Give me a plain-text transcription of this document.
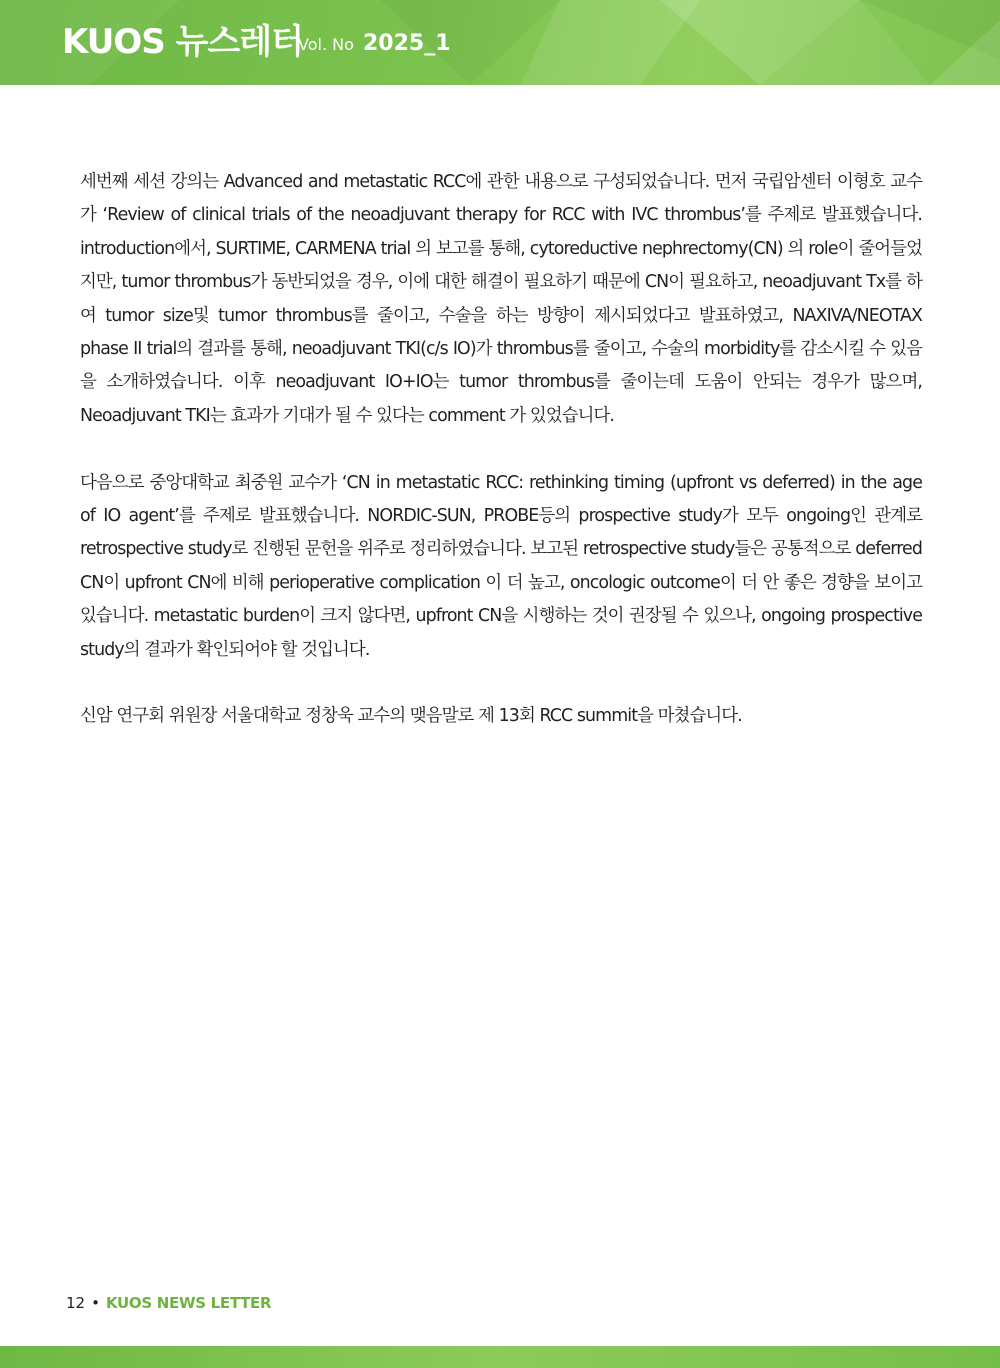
KUOS 뉴스레터
Vol. No 2025_1

세번째 세션 강의는 Advanced and metastatic RCC에 관한 내용으로 구성되었습니다. 먼저 국립암센터 이형호 교수가 ‘Review of clinical trials of the neoadjuvant therapy for RCC with IVC thrombus’를 주제로 발표했습니다. introduction에서, SURTIME, CARMENA trial 의 보고를 통해, cytoreductive nephrectomy(CN) 의 role이 줄어들었지만, tumor thrombus가 동반되었을 경우, 이에 대한 해결이 필요하기 때문에 CN이 필요하고, neoadjuvant Tx를 하여 tumor size및 tumor thrombus를 줄이고, 수술을 하는 방향이 제시되었다고 발표하였고, NAXIVA/NEOTAX phase II trial의 결과를 통해, neoadjuvant TKI(c/s IO)가 thrombus를 줄이고, 수술의 morbidity를 감소시킬 수 있음을 소개하였습니다. 이후 neoadjuvant IO+IO는 tumor thrombus를 줄이는데 도움이 안되는 경우가 많으며, Neoadjuvant TKI는 효과가 기대가 될 수 있다는 comment 가 있었습니다.

다음으로 중앙대학교 최중원 교수가 ‘CN in metastatic RCC: rethinking timing (upfront vs deferred) in the age of IO agent’를 주제로 발표했습니다. NORDIC-SUN, PROBE등의 prospective study가 모두 ongoing인 관계로 retrospective study로 진행된 문헌을 위주로 정리하였습니다. 보고된 retrospective study들은 공통적으로 deferred CN이 upfront CN에 비해 perioperative complication 이 더 높고, oncologic outcome이 더 안 좋은 경향을 보이고 있습니다. metastatic burden이 크지 않다면, upfront CN을 시행하는 것이 권장될 수 있으나, ongoing prospective study의 결과가 확인되어야 할 것입니다.

신암 연구회 위원장 서울대학교 정창욱 교수의 맺음말로 제 13회 RCC summit을 마쳤습니다.

12 • KUOS NEWS LETTER
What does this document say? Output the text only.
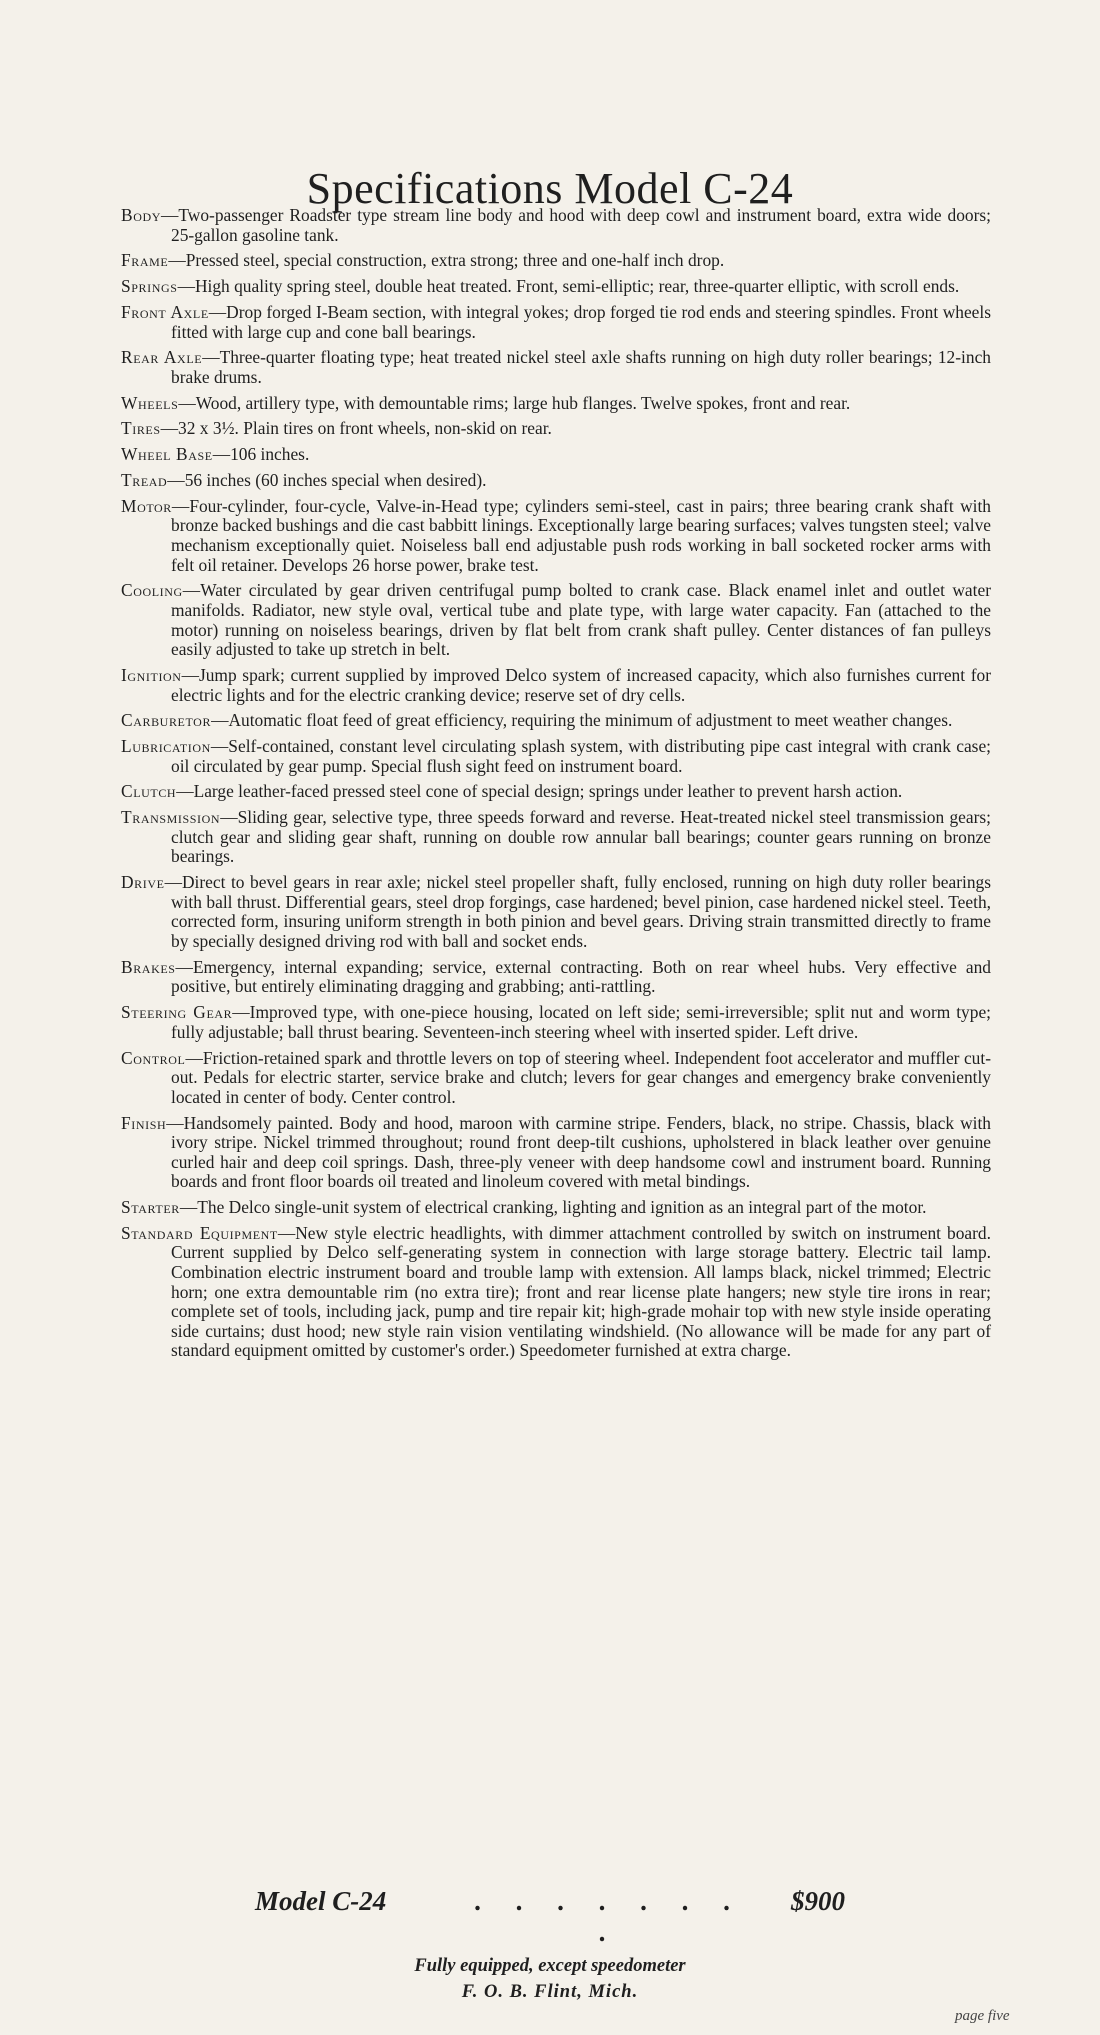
Specifications Model C-24

Body—Two-passenger Roadster type stream line body and hood with deep cowl and instrument board, extra wide doors; 25-gallon gasoline tank.

Frame—Pressed steel, special construction, extra strong; three and one-half inch drop.

Springs—High quality spring steel, double heat treated. Front, semi-elliptic; rear, three-quarter elliptic, with scroll ends.

Front Axle—Drop forged I-Beam section, with integral yokes; drop forged tie rod ends and steering spindles. Front wheels fitted with large cup and cone ball bearings.

Rear Axle—Three-quarter floating type; heat treated nickel steel axle shafts running on high duty roller bearings; 12-inch brake drums.

Wheels—Wood, artillery type, with demountable rims; large hub flanges. Twelve spokes, front and rear.

Tires—32 x 3½. Plain tires on front wheels, non-skid on rear.

Wheel Base—106 inches.

Tread—56 inches (60 inches special when desired).

Motor—Four-cylinder, four-cycle, Valve-in-Head type; cylinders semi-steel, cast in pairs; three bearing crank shaft with bronze backed bushings and die cast babbitt linings. Exceptionally large bearing surfaces; valves tungsten steel; valve mechanism exceptionally quiet. Noiseless ball end adjustable push rods working in ball socketed rocker arms with felt oil retainer. Develops 26 horse power, brake test.

Cooling—Water circulated by gear driven centrifugal pump bolted to crank case. Black enamel inlet and outlet water manifolds. Radiator, new style oval, vertical tube and plate type, with large water capacity. Fan (attached to the motor) running on noiseless bearings, driven by flat belt from crank shaft pulley. Center distances of fan pulleys easily adjusted to take up stretch in belt.

Ignition—Jump spark; current supplied by improved Delco system of increased capacity, which also furnishes current for electric lights and for the electric cranking device; reserve set of dry cells.

Carburetor—Automatic float feed of great efficiency, requiring the minimum of adjustment to meet weather changes.

Lubrication—Self-contained, constant level circulating splash system, with distributing pipe cast integral with crank case; oil circulated by gear pump. Special flush sight feed on instrument board.

Clutch—Large leather-faced pressed steel cone of special design; springs under leather to prevent harsh action.

Transmission—Sliding gear, selective type, three speeds forward and reverse. Heat-treated nickel steel transmission gears; clutch gear and sliding gear shaft, running on double row annular ball bearings; counter gears running on bronze bearings.

Drive—Direct to bevel gears in rear axle; nickel steel propeller shaft, fully enclosed, running on high duty roller bearings with ball thrust. Differential gears, steel drop forgings, case hardened; bevel pinion, case hardened nickel steel. Teeth, corrected form, insuring uniform strength in both pinion and bevel gears. Driving strain transmitted directly to frame by specially designed driving rod with ball and socket ends.

Brakes—Emergency, internal expanding; service, external contracting. Both on rear wheel hubs. Very effective and positive, but entirely eliminating dragging and grabbing; anti-rattling.

Steering Gear—Improved type, with one-piece housing, located on left side; semi-irreversible; split nut and worm type; fully adjustable; ball thrust bearing. Seventeen-inch steering wheel with inserted spider. Left drive.

Control—Friction-retained spark and throttle levers on top of steering wheel. Independent foot accelerator and muffler cut-out. Pedals for electric starter, service brake and clutch; levers for gear changes and emergency brake conveniently located in center of body. Center control.

Finish—Handsomely painted. Body and hood, maroon with carmine stripe. Fenders, black, no stripe. Chassis, black with ivory stripe. Nickel trimmed throughout; round front deep-tilt cushions, upholstered in black leather over genuine curled hair and deep coil springs. Dash, three-ply veneer with deep handsome cowl and instrument board. Running boards and front floor boards oil treated and linoleum covered with metal bindings.

Starter—The Delco single-unit system of electrical cranking, lighting and ignition as an integral part of the motor.

Standard Equipment—New style electric headlights, with dimmer attachment controlled by switch on instrument board. Current supplied by Delco self-generating system in connection with large storage battery. Electric tail lamp. Combination electric instrument board and trouble lamp with extension. All lamps black, nickel trimmed; Electric horn; one extra demountable rim (no extra tire); front and rear license plate hangers; new style tire irons in rear; complete set of tools, including jack, pump and tire repair kit; high-grade mohair top with new style inside operating side curtains; dust hood; new style rain vision ventilating windshield. (No allowance will be made for any part of standard equipment omitted by customer's order.) Speedometer furnished at extra charge.

Model C-24	. . . . . . . .
$900
Fully equipped, except speedometer
F. O. B. Flint, Mich.
page five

■ YOUR TASK ■
The entries above are to be copied exactly, with every picture left out.

■ ANSWER BOX ■
Give me a plain-text transcription of this document.
KUOS 뉴스레터
Vol. No 2025_1

세번째 세션 강의는 Advanced and metastatic RCC에 관한 내용으로 구성되었습니다. 먼저 국립암센터 이형호 교수가 ‘Review of clinical trials of the neoadjuvant therapy for RCC with IVC thrombus’를 주제로 발표했습니다. introduction에서, SURTIME, CARMENA trial 의 보고를 통해, cytoreductive nephrectomy(CN) 의 role이 줄어들었지만, tumor thrombus가 동반되었을 경우, 이에 대한 해결이 필요하기 때문에 CN이 필요하고, neoadjuvant Tx를 하여 tumor size및 tumor thrombus를 줄이고, 수술을 하는 방향이 제시되었다고 발표하였고, NAXIVA/NEOTAX phase II trial의 결과를 통해, neoadjuvant TKI(c/s IO)가 thrombus를 줄이고, 수술의 morbidity를 감소시킬 수 있음을 소개하였습니다. 이후 neoadjuvant IO+IO는 tumor thrombus를 줄이는데 도움이 안되는 경우가 많으며, Neoadjuvant TKI는 효과가 기대가 될 수 있다는 comment 가 있었습니다.

다음으로 중앙대학교 최중원 교수가 ‘CN in metastatic RCC: rethinking timing (upfront vs deferred) in the age of IO agent’를 주제로 발표했습니다. NORDIC-SUN, PROBE등의 prospective study가 모두 ongoing인 관계로 retrospective study로 진행된 문헌을 위주로 정리하였습니다. 보고된 retrospective study들은 공통적으로 deferred CN이 upfront CN에 비해 perioperative complication 이 더 높고, oncologic outcome이 더 안 좋은 경향을 보이고 있습니다. metastatic burden이 크지 않다면, upfront CN을 시행하는 것이 권장될 수 있으나, ongoing prospective study의 결과가 확인되어야 할 것입니다.

신암 연구회 위원장 서울대학교 정창욱 교수의 맺음말로 제 13회 RCC summit을 마쳤습니다.

12 • KUOS NEWS LETTER
What does this document say? Output the text only.
Specifications Model C-24

Body—Two-passenger Roadster type stream line body and hood with deep cowl and instrument board, extra wide doors; 25-gallon gasoline tank.

Frame—Pressed steel, special construction, extra strong; three and one-half inch drop.

Springs—High quality spring steel, double heat treated. Front, semi-elliptic; rear, three-quarter elliptic, with scroll ends.

Front Axle—Drop forged I-Beam section, with integral yokes; drop forged tie rod ends and steering spindles. Front wheels fitted with large cup and cone ball bearings.

Rear Axle—Three-quarter floating type; heat treated nickel steel axle shafts running on high duty roller bearings; 12-inch brake drums.

Wheels—Wood, artillery type, with demountable rims; large hub flanges. Twelve spokes, front and rear.

Tires—32 x 3½. Plain tires on front wheels, non-skid on rear.

Wheel Base—106 inches.

Tread—56 inches (60 inches special when desired).

Motor—Four-cylinder, four-cycle, Valve-in-Head type; cylinders semi-steel, cast in pairs; three bearing crank shaft with bronze backed bushings and die cast babbitt linings. Exceptionally large bearing surfaces; valves tungsten steel; valve mechanism exceptionally quiet. Noiseless ball end adjustable push rods working in ball socketed rocker arms with felt oil retainer. Develops 26 horse power, brake test.

Cooling—Water circulated by gear driven centrifugal pump bolted to crank case. Black enamel inlet and outlet water manifolds. Radiator, new style oval, vertical tube and plate type, with large water capacity. Fan (attached to the motor) running on noiseless bearings, driven by flat belt from crank shaft pulley. Center distances of fan pulleys easily adjusted to take up stretch in belt.

Ignition—Jump spark; current supplied by improved Delco system of increased capacity, which also furnishes current for electric lights and for the electric cranking device; reserve set of dry cells.

Carburetor—Automatic float feed of great efficiency, requiring the minimum of adjustment to meet weather changes.

Lubrication—Self-contained, constant level circulating splash system, with distributing pipe cast integral with crank case; oil circulated by gear pump. Special flush sight feed on instrument board.

Clutch—Large leather-faced pressed steel cone of special design; springs under leather to prevent harsh action.

Transmission—Sliding gear, selective type, three speeds forward and reverse. Heat-treated nickel steel transmission gears; clutch gear and sliding gear shaft, running on double row annular ball bearings; counter gears running on bronze bearings.

Drive—Direct to bevel gears in rear axle; nickel steel propeller shaft, fully enclosed, running on high duty roller bearings with ball thrust. Differential gears, steel drop forgings, case hardened; bevel pinion, case hardened nickel steel. Teeth, corrected form, insuring uniform strength in both pinion and bevel gears. Driving strain transmitted directly to frame by specially designed driving rod with ball and socket ends.

Brakes—Emergency, internal expanding; service, external contracting. Both on rear wheel hubs. Very effective and positive, but entirely eliminating dragging and grabbing; anti-rattling.

Steering Gear—Improved type, with one-piece housing, located on left side; semi-irreversible; split nut and worm type; fully adjustable; ball thrust bearing. Seventeen-inch steering wheel with inserted spider. Left drive.

Control—Friction-retained spark and throttle levers on top of steering wheel. Independent foot accelerator and muffler cut-out. Pedals for electric starter, service brake and clutch; levers for gear changes and emergency brake conveniently located in center of body. Center control.

Finish—Handsomely painted. Body and hood, maroon with carmine stripe. Fenders, black, no stripe. Chassis, black with ivory stripe. Nickel trimmed throughout; round front deep-tilt cushions, upholstered in black leather over genuine curled hair and deep coil springs. Dash, three-ply veneer with deep handsome cowl and instrument board. Running boards and front floor boards oil treated and linoleum covered with metal bindings.

Starter—The Delco single-unit system of electrical cranking, lighting and ignition as an integral part of the motor.

Standard Equipment—New style electric headlights, with dimmer attachment controlled by switch on instrument board. Current supplied by Delco self-generating system in connection with large storage battery. Electric tail lamp. Combination electric instrument board and trouble lamp with extension. All lamps black, nickel trimmed; Electric horn; one extra demountable rim (no extra tire); front and rear license plate hangers; new style tire irons in rear; complete set of tools, including jack, pump and tire repair kit; high-grade mohair top with new style inside operating side curtains; dust hood; new style rain vision ventilating windshield. (No allowance will be made for any part of standard equipment omitted by customer's order.) Speedometer furnished at extra charge.

Model C-24	. . . . . . . .
$900
Fully equipped, except speedometer
F. O. B. Flint, Mich.
page five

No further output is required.